→ PROVIDED DATA:
--

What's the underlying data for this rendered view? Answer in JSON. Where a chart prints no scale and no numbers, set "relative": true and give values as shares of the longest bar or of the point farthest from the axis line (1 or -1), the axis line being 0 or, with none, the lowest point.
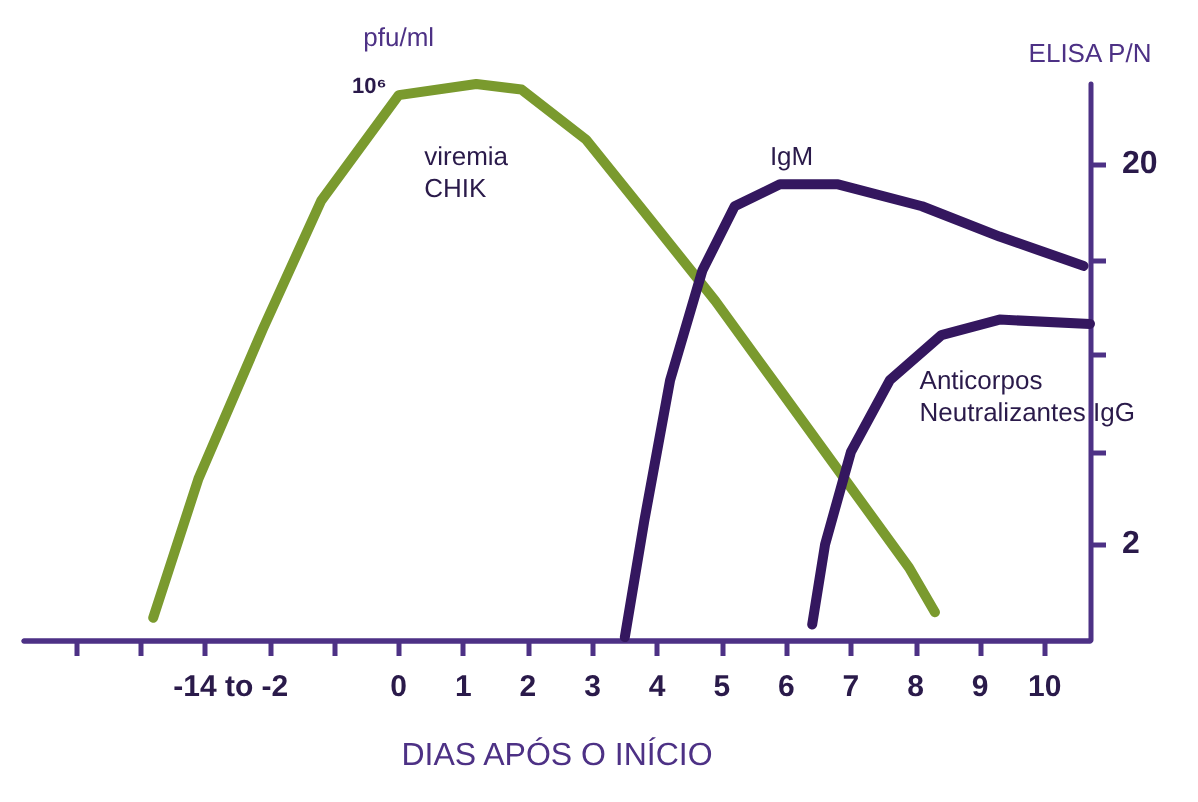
{
  "chart_data": [
    {
      "type": "line",
      "relative": true,
      "ylabel": "pfu/ml",
      "annotations": [
        "10⁶"
      ],
      "xlim": [
        -5.8,
        10.7
      ],
      "grid": false,
      "legend": false,
      "marker": "none",
      "line_style": "solid",
      "series": [
        {
          "name": "viremia CHIK",
          "color": "#7a9a2e",
          "x": [
            -3.8,
            -3.1,
            -2.1,
            -1.2,
            0,
            1.2,
            1.9,
            2.9,
            3.8,
            4.9,
            5.9,
            6.9,
            7.9,
            8.3
          ],
          "values": [
            0.04,
            0.29,
            0.56,
            0.79,
            0.98,
            1,
            0.99,
            0.9,
            0.77,
            0.61,
            0.45,
            0.29,
            0.13,
            0.05
          ]
        }
      ]
    },
    {
      "type": "line",
      "xlabel": "DIAS APÓS O INÍCIO",
      "y2label": "ELISA P/N",
      "xlim": [
        -5.8,
        10.7
      ],
      "xticks": [
        {
          "value": -5,
          "label": null
        },
        {
          "value": -4,
          "label": null
        },
        {
          "value": -3,
          "label": null
        },
        {
          "value": -2,
          "label": null
        },
        {
          "value": -1,
          "label": null
        },
        {
          "value": -2.6,
          "label": "-14 to -2"
        },
        0,
        1,
        2,
        3,
        4,
        5,
        6,
        7,
        8,
        9,
        10
      ],
      "y2lim": [
        1.12,
        32.5
      ],
      "y2ticks": [
        2,
        {
          "value": 3.5,
          "label": null
        },
        {
          "value": 6.3,
          "label": null
        },
        {
          "value": 11.2,
          "label": null
        },
        20
      ],
      "log": "y2",
      "grid": false,
      "legend": false,
      "marker": "none",
      "line_style": "solid",
      "series": [
        {
          "name": "IgM",
          "color": "#34175f",
          "axis": "y2",
          "x": [
            3.5,
            3.8,
            4.2,
            4.7,
            5.2,
            5.9,
            6.8,
            8.1,
            9.3,
            10.6
          ],
          "values": [
            1.14,
            2.3,
            5.4,
            10.5,
            15.5,
            17.7,
            17.7,
            15.5,
            12.9,
            10.8
          ]
        },
        {
          "name": "Anticorpos Neutralizantes IgG",
          "color": "#34175f",
          "axis": "y2",
          "x": [
            6.4,
            6.6,
            7.0,
            7.6,
            8.4,
            9.3,
            10.7
          ],
          "values": [
            1.23,
            2.0,
            3.5,
            5.4,
            7.1,
            7.8,
            7.6
          ]
        }
      ]
    }
  ]
}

--

Keep every word of the data as it is when you write it out, but drop the pictures.

What's the underlying data for this rendered view? Answer in JSON. Where a chart prints no scale and no numbers, set "relative": true and give values as shares of the longest bar or of the point farthest from the axis line (1 or -1), the axis line being 0 or, with none, the lowest point.
{
  "chart_data": [
    {
      "type": "line",
      "relative": true,
      "ylabel": "pfu/ml",
      "annotations": [
        "10⁶"
      ],
      "xlim": [
        -5.8,
        10.7
      ],
      "grid": false,
      "legend": false,
      "marker": "none",
      "line_style": "solid",
      "series": [
        {
          "name": "viremia CHIK",
          "color": "#7a9a2e",
          "x": [
            -3.8,
            -3.1,
            -2.1,
            -1.2,
            0,
            1.2,
            1.9,
            2.9,
            3.8,
            4.9,
            5.9,
            6.9,
            7.9,
            8.3
          ],
          "values": [
            0.04,
            0.29,
            0.56,
            0.79,
            0.98,
            1,
            0.99,
            0.9,
            0.77,
            0.61,
            0.45,
            0.29,
            0.13,
            0.05
          ]
        }
      ]
    },
    {
      "type": "line",
      "xlabel": "DIAS APÓS O INÍCIO",
      "y2label": "ELISA P/N",
      "xlim": [
        -5.8,
        10.7
      ],
      "xticks": [
        {
          "value": -5,
          "label": null
        },
        {
          "value": -4,
          "label": null
        },
        {
          "value": -3,
          "label": null
        },
        {
          "value": -2,
          "label": null
        },
        {
          "value": -1,
          "label": null
        },
        {
          "value": -2.6,
          "label": "-14 to -2"
        },
        0,
        1,
        2,
        3,
        4,
        5,
        6,
        7,
        8,
        9,
        10
      ],
      "y2lim": [
        1.12,
        32.5
      ],
      "y2ticks": [
        2,
        {
          "value": 3.5,
          "label": null
        },
        {
          "value": 6.3,
          "label": null
        },
        {
          "value": 11.2,
          "label": null
        },
        20
      ],
      "log": "y2",
      "grid": false,
      "legend": false,
      "marker": "none",
      "line_style": "solid",
      "series": [
        {
          "name": "IgM",
          "color": "#34175f",
          "axis": "y2",
          "x": [
            3.5,
            3.8,
            4.2,
            4.7,
            5.2,
            5.9,
            6.8,
            8.1,
            9.3,
            10.6
          ],
          "values": [
            1.14,
            2.3,
            5.4,
            10.5,
            15.5,
            17.7,
            17.7,
            15.5,
            12.9,
            10.8
          ]
        },
        {
          "name": "Anticorpos Neutralizantes IgG",
          "color": "#34175f",
          "axis": "y2",
          "x": [
            6.4,
            6.6,
            7.0,
            7.6,
            8.4,
            9.3,
            10.7
          ],
          "values": [
            1.23,
            2.0,
            3.5,
            5.4,
            7.1,
            7.8,
            7.6
          ]
        }
      ]
    }
  ]
}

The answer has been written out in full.